- _Aim of the exercise_: Copy out the lines below word for word, leaving out the pictures.

* Begin Dataset excerpts *

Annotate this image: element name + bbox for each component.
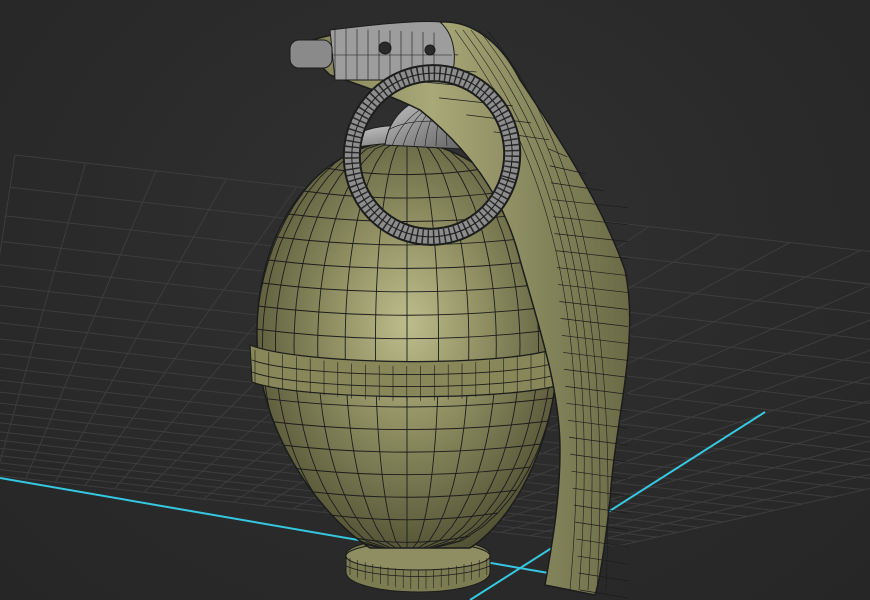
hinge-pin (289, 39, 333, 69)
viewport-canvas[interactable] (0, 0, 870, 600)
grid-line (0, 162, 86, 464)
3d-viewport[interactable] (0, 0, 870, 600)
grid-line (25, 170, 157, 479)
bracket-hole-icon (378, 41, 392, 55)
bracket-hole-icon (424, 44, 436, 56)
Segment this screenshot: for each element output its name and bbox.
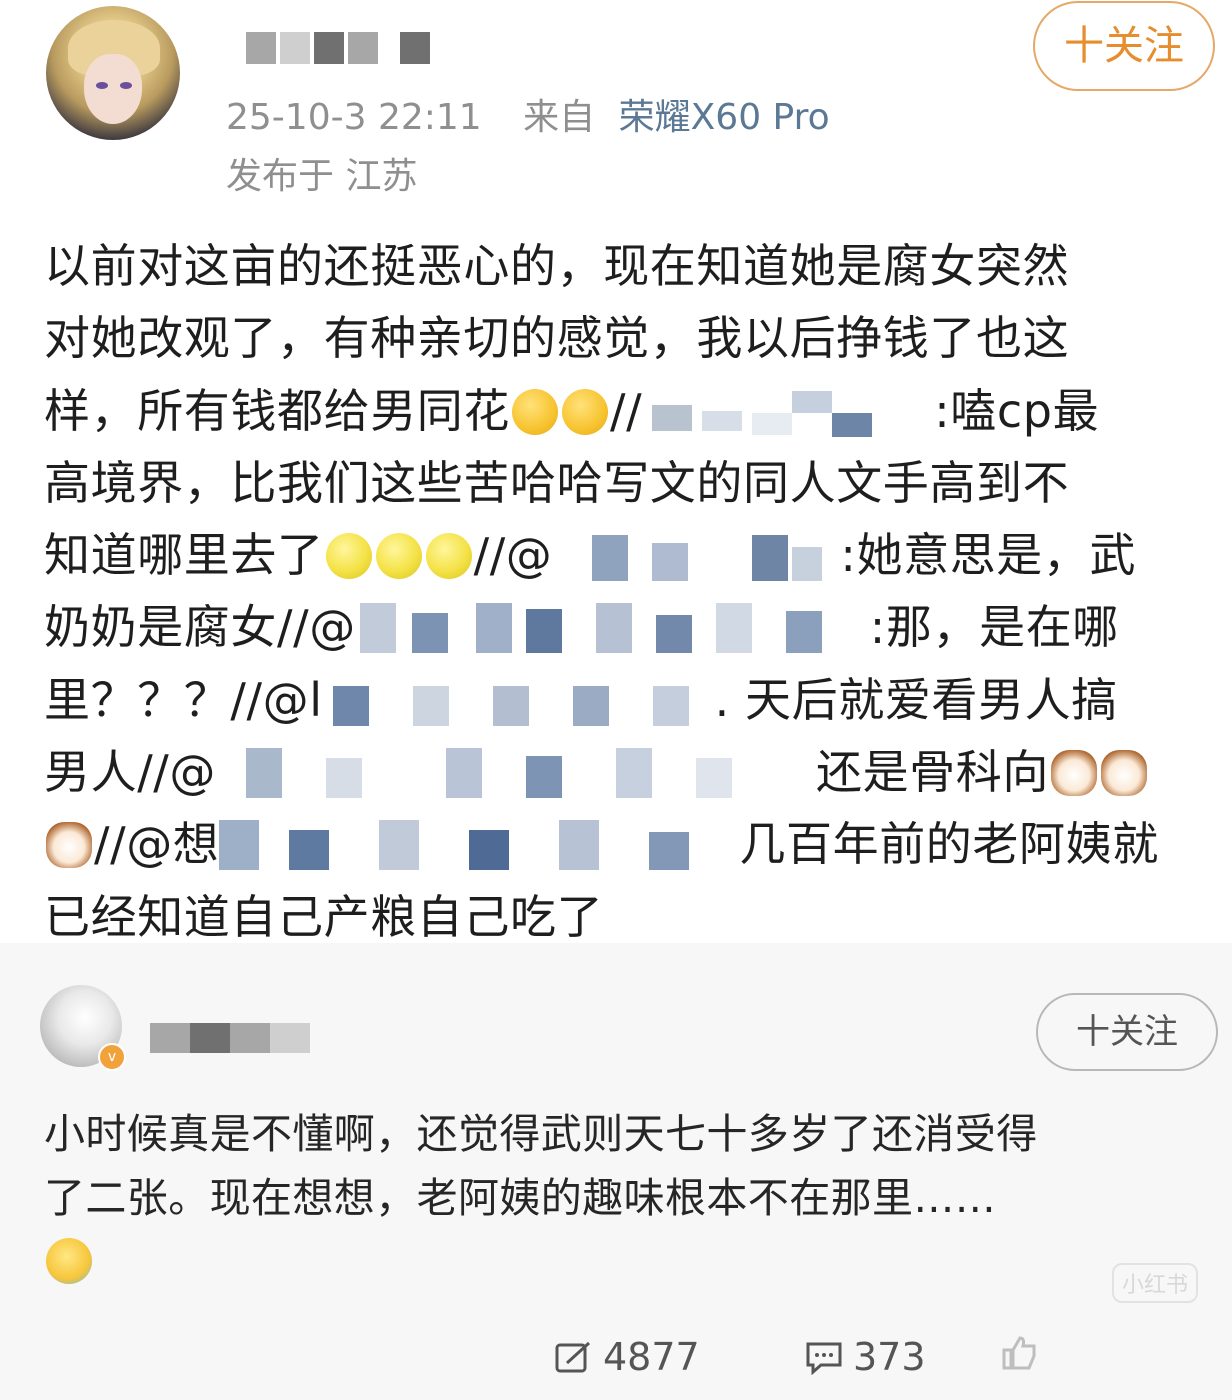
repost-separator: // (610, 383, 643, 438)
comment-stat[interactable]: 373 (805, 1335, 926, 1379)
author-name-redacted-2 (400, 32, 430, 68)
post-text: 里？？？//@l (44, 672, 323, 727)
post-text: 还是骨科向 (816, 745, 1049, 800)
redacted-username[interactable] (356, 603, 870, 654)
post-text: . 天后就爱看男人搞 (714, 672, 1118, 727)
post-time: 25-10-3 22:11 (226, 97, 482, 138)
post-line: 里？？？//@l . 天后就爱看男人搞 (44, 664, 1204, 736)
follow-button-secondary[interactable]: 十关注 (1036, 993, 1218, 1071)
drool-emoji-icon (562, 388, 608, 435)
post-meta: 25-10-3 22:11 来自 荣耀X60 Pro (226, 88, 830, 140)
comment-count: 373 (853, 1335, 926, 1379)
xiaohongshu-watermark: 小红书 (1112, 1263, 1199, 1303)
replier-name-redacted[interactable] (150, 1023, 310, 1059)
post-line: 奶奶是腐女//@ :那，是在哪 (44, 591, 1204, 663)
post-line: 对她改观了，有种亲切的感觉，我以后挣钱了也这 (44, 311, 1070, 366)
repost-stat[interactable]: 4877 (555, 1335, 700, 1379)
lemon-emoji-icon (425, 533, 472, 580)
post-text: 男人//@ (44, 745, 216, 800)
post-line: 以前对这亩的还挺恶心的，现在知道她是腐女突然 (44, 239, 1070, 293)
repost-separator: //@ (473, 528, 553, 583)
reply-line (44, 1230, 1214, 1294)
repost-count: 4877 (603, 1335, 700, 1379)
repost-icon (555, 1340, 593, 1374)
reply-line: 小时候真是不懂啊，还觉得武则天七十多岁了还消受得 (44, 1110, 1038, 1158)
post-text: :那，是在哪 (869, 600, 1119, 655)
post-text: 几百年前的老阿姨就 (739, 817, 1159, 872)
redacted-username[interactable] (642, 390, 934, 437)
follow-button[interactable]: 十关注 (1033, 1, 1215, 91)
post-line: 高境界，比我们这些苦哈哈写文的同人文手高到不 (44, 455, 1070, 510)
redacted-username[interactable] (216, 748, 816, 799)
like-stat[interactable] (1000, 1335, 1048, 1370)
post-text: :嗑cp最 (934, 383, 1100, 438)
post-text: 样，所有钱都给男同花 (44, 383, 510, 438)
source-prefix: 来自 (523, 97, 596, 138)
cat-emoji-icon (1101, 750, 1147, 797)
post-text: //@想 (94, 817, 220, 872)
post-line: 男人//@ 还是骨科向 (44, 736, 1204, 808)
post-line: 知道哪里去了 //@ :她意思是，武 (44, 519, 1204, 591)
author-avatar[interactable] (46, 6, 180, 140)
author-name-redacted[interactable] (246, 32, 378, 68)
redacted-username[interactable] (323, 680, 715, 726)
post-location: 发布于 江苏 (226, 156, 418, 197)
lemon-emoji-icon (325, 533, 372, 580)
cat-emoji-icon (46, 822, 92, 869)
drool-emoji-icon (512, 388, 558, 435)
redacted-username[interactable] (552, 535, 840, 582)
like-icon (1000, 1335, 1038, 1370)
reply-line: 了二张。现在想想，老阿姨的趣味根本不在那里…… (44, 1174, 997, 1222)
post-text: 知道哪里去了 (44, 528, 324, 583)
comment-icon (805, 1340, 843, 1376)
weibo-post: 25-10-3 22:11 来自 荣耀X60 Pro 发布于 江苏 十关注 以前… (0, 0, 1232, 944)
post-body: 以前对这亩的还挺恶心的，现在知道她是腐女突然 对她改观了，有种亲切的感觉，我以后… (44, 230, 1204, 953)
post-text: :她意思是，武 (840, 528, 1137, 583)
post-line: //@想 几百年前的老阿姨就 (44, 808, 1204, 880)
post-text: 奶奶是腐女//@ (44, 600, 356, 655)
reply-body: 小时候真是不懂啊，还觉得武则天七十多岁了还消受得 了二张。现在想想，老阿姨的趣味… (44, 1102, 1214, 1294)
verified-badge-icon: v (98, 1043, 126, 1071)
laugh-cry-emoji-icon (46, 1238, 92, 1284)
cat-emoji-icon (1051, 750, 1097, 797)
redacted-username[interactable] (219, 820, 739, 871)
reply-card: v 十关注 小时候真是不懂啊，还觉得武则天七十多岁了还消受得 了二张。现在想想，… (0, 943, 1232, 1400)
device-link[interactable]: 荣耀X60 Pro (619, 97, 830, 138)
lemon-emoji-icon (375, 533, 422, 580)
post-line: 样，所有钱都给男同花 // :嗑cp最 (44, 375, 1204, 447)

* End Dataset excerpts *

- _Expected answer_:
Annotate this image: element name + bbox for each component.
hinge-pin (289, 39, 333, 69)
viewport-canvas[interactable] (0, 0, 870, 600)
grid-line (0, 162, 86, 464)
3d-viewport[interactable] (0, 0, 870, 600)
grid-line (25, 170, 157, 479)
bracket-hole-icon (378, 41, 392, 55)
bracket-hole-icon (424, 44, 436, 56)
Segment this screenshot: for each element output its name and bbox.
repost-separator: // (610, 383, 643, 438)
comment-stat[interactable]: 373 (805, 1335, 926, 1379)
author-name-redacted-2 (400, 32, 430, 68)
post-text: 里？？？//@l (44, 672, 323, 727)
post-text: 还是骨科向 (816, 745, 1049, 800)
redacted-username[interactable] (356, 603, 870, 654)
post-text: . 天后就爱看男人搞 (714, 672, 1118, 727)
post-time: 25-10-3 22:11 (226, 97, 482, 138)
post-line: 里？？？//@l . 天后就爱看男人搞 (44, 664, 1204, 736)
follow-button-secondary[interactable]: 十关注 (1036, 993, 1218, 1071)
drool-emoji-icon (562, 388, 608, 435)
post-meta: 25-10-3 22:11 来自 荣耀X60 Pro (226, 88, 830, 140)
comment-count: 373 (853, 1335, 926, 1379)
xiaohongshu-watermark: 小红书 (1112, 1263, 1199, 1303)
replier-name-redacted[interactable] (150, 1023, 310, 1059)
post-line: 奶奶是腐女//@ :那，是在哪 (44, 591, 1204, 663)
post-line: 对她改观了，有种亲切的感觉，我以后挣钱了也这 (44, 311, 1070, 366)
repost-stat[interactable]: 4877 (555, 1335, 700, 1379)
lemon-emoji-icon (425, 533, 472, 580)
post-text: 男人//@ (44, 745, 216, 800)
post-line: 以前对这亩的还挺恶心的，现在知道她是腐女突然 (44, 239, 1070, 293)
repost-separator: //@ (473, 528, 553, 583)
reply-line (44, 1230, 1214, 1294)
repost-count: 4877 (603, 1335, 700, 1379)
repost-icon (555, 1340, 593, 1374)
reply-line: 小时候真是不懂啊，还觉得武则天七十多岁了还消受得 (44, 1110, 1038, 1158)
post-text: :那，是在哪 (869, 600, 1119, 655)
post-text: 几百年前的老阿姨就 (739, 817, 1159, 872)
redacted-username[interactable] (642, 390, 934, 437)
follow-button[interactable]: 十关注 (1033, 1, 1215, 91)
post-line: 高境界，比我们这些苦哈哈写文的同人文手高到不 (44, 455, 1070, 510)
redacted-username[interactable] (216, 748, 816, 799)
like-stat[interactable] (1000, 1335, 1048, 1370)
post-text: :嗑cp最 (934, 383, 1100, 438)
post-text: 样，所有钱都给男同花 (44, 383, 510, 438)
source-prefix: 来自 (523, 97, 596, 138)
cat-emoji-icon (1101, 750, 1147, 797)
post-text: //@想 (94, 817, 220, 872)
post-line: 男人//@ 还是骨科向 (44, 736, 1204, 808)
post-line: 知道哪里去了 //@ :她意思是，武 (44, 519, 1204, 591)
author-avatar[interactable] (46, 6, 180, 140)
author-name-redacted[interactable] (246, 32, 378, 68)
redacted-username[interactable] (323, 680, 715, 726)
post-location: 发布于 江苏 (226, 156, 418, 197)
lemon-emoji-icon (325, 533, 372, 580)
cat-emoji-icon (46, 822, 92, 869)
drool-emoji-icon (512, 388, 558, 435)
redacted-username[interactable] (552, 535, 840, 582)
like-icon (1000, 1335, 1038, 1370)
reply-line: 了二张。现在想想，老阿姨的趣味根本不在那里…… (44, 1174, 997, 1222)
post-text: 知道哪里去了 (44, 528, 324, 583)
comment-icon (805, 1340, 843, 1376)
weibo-post: 25-10-3 22:11 来自 荣耀X60 Pro 发布于 江苏 十关注 以前… (0, 0, 1232, 944)
post-body: 以前对这亩的还挺恶心的，现在知道她是腐女突然 对她改观了，有种亲切的感觉，我以后… (44, 230, 1204, 953)
post-text: :她意思是，武 (840, 528, 1137, 583)
post-line: //@想 几百年前的老阿姨就 (44, 808, 1204, 880)
post-text: 奶奶是腐女//@ (44, 600, 356, 655)
reply-body: 小时候真是不懂啊，还觉得武则天七十多岁了还消受得 了二张。现在想想，老阿姨的趣味… (44, 1102, 1214, 1294)
verified-badge-icon: v (98, 1043, 126, 1071)
laugh-cry-emoji-icon (46, 1238, 92, 1284)
cat-emoji-icon (1051, 750, 1097, 797)
redacted-username[interactable] (219, 820, 739, 871)
reply-card: v 十关注 小时候真是不懂啊，还觉得武则天七十多岁了还消受得 了二张。现在想想，… (0, 943, 1232, 1400)
device-link[interactable]: 荣耀X60 Pro (619, 97, 830, 138)
lemon-emoji-icon (375, 533, 422, 580)
post-line: 样，所有钱都给男同花 // :嗑cp最 (44, 375, 1204, 447)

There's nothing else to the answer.